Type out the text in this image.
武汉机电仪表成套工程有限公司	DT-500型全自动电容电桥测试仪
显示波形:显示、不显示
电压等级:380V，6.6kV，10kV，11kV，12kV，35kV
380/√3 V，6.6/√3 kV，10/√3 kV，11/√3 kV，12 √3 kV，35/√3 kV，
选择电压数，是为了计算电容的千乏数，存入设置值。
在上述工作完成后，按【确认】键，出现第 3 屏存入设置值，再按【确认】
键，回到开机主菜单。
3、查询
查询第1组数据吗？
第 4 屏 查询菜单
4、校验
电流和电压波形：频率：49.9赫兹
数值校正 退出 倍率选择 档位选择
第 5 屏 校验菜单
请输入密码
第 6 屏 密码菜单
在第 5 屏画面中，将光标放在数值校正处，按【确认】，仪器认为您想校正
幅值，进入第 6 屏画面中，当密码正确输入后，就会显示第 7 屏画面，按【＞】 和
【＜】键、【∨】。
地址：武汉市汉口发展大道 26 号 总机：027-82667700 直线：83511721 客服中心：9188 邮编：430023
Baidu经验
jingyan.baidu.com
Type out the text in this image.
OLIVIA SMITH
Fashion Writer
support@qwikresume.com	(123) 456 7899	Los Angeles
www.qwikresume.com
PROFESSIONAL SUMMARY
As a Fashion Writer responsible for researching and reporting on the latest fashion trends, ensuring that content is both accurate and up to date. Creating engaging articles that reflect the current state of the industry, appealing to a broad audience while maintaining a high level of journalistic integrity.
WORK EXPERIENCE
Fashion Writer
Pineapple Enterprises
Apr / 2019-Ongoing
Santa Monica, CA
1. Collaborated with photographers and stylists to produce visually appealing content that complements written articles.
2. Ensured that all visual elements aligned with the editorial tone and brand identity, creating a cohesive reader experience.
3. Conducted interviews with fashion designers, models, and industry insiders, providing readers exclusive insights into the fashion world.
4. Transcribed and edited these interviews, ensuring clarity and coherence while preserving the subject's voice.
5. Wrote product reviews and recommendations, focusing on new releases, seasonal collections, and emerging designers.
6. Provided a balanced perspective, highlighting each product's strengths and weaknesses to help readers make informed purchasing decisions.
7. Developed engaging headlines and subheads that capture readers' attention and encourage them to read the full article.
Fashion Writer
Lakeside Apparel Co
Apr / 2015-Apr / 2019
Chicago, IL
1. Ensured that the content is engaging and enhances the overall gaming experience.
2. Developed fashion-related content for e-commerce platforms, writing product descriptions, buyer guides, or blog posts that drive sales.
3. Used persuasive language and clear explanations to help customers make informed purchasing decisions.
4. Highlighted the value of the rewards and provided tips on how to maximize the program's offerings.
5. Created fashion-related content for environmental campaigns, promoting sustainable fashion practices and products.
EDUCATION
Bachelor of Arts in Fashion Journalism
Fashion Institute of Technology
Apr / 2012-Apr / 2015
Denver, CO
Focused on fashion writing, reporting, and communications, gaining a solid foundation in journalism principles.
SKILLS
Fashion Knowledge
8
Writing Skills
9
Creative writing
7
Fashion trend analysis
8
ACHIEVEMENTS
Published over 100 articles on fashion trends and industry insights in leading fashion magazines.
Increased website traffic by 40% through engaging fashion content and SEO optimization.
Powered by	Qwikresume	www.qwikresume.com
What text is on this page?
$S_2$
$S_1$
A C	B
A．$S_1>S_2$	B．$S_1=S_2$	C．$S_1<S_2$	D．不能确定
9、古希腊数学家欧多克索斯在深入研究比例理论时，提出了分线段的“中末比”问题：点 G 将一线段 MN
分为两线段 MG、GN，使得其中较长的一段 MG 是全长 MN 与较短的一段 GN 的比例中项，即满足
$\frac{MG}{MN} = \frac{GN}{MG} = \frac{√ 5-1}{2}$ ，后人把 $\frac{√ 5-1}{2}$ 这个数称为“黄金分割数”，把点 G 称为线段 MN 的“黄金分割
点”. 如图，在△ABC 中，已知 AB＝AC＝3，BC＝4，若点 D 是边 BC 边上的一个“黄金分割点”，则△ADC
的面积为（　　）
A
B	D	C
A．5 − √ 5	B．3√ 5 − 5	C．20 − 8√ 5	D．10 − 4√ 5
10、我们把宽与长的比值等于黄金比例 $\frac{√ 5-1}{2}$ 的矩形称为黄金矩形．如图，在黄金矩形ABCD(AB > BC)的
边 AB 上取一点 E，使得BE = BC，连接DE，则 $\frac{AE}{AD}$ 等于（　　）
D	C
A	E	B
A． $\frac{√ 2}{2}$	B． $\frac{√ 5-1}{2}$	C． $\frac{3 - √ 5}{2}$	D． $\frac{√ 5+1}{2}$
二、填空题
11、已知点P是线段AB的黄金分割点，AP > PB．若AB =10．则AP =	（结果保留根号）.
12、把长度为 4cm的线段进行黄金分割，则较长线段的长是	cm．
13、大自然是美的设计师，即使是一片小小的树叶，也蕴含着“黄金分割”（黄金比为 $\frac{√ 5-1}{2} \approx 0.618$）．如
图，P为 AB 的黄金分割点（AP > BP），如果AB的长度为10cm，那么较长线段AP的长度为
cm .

▶ **Stated task**
Copy out each line that contains the word "engaging".

▶ **Written solution**
As a Fashion Writer responsible for researching and reporting on the latest fashion trends, ensuring that content is both accurate and up to date. Creating engaging articles that reflect the current state of the industry, appealing to a broad audience while maintaining a high level of journalistic integrity.
7. Developed engaging headlines and subheads that capture readers' attention and encourage them to read the full article.
1. Ensured that the content is engaging and enhances the overall gaming experience.
Increased website traffic by 40% through engaging fashion content and SEO optimization.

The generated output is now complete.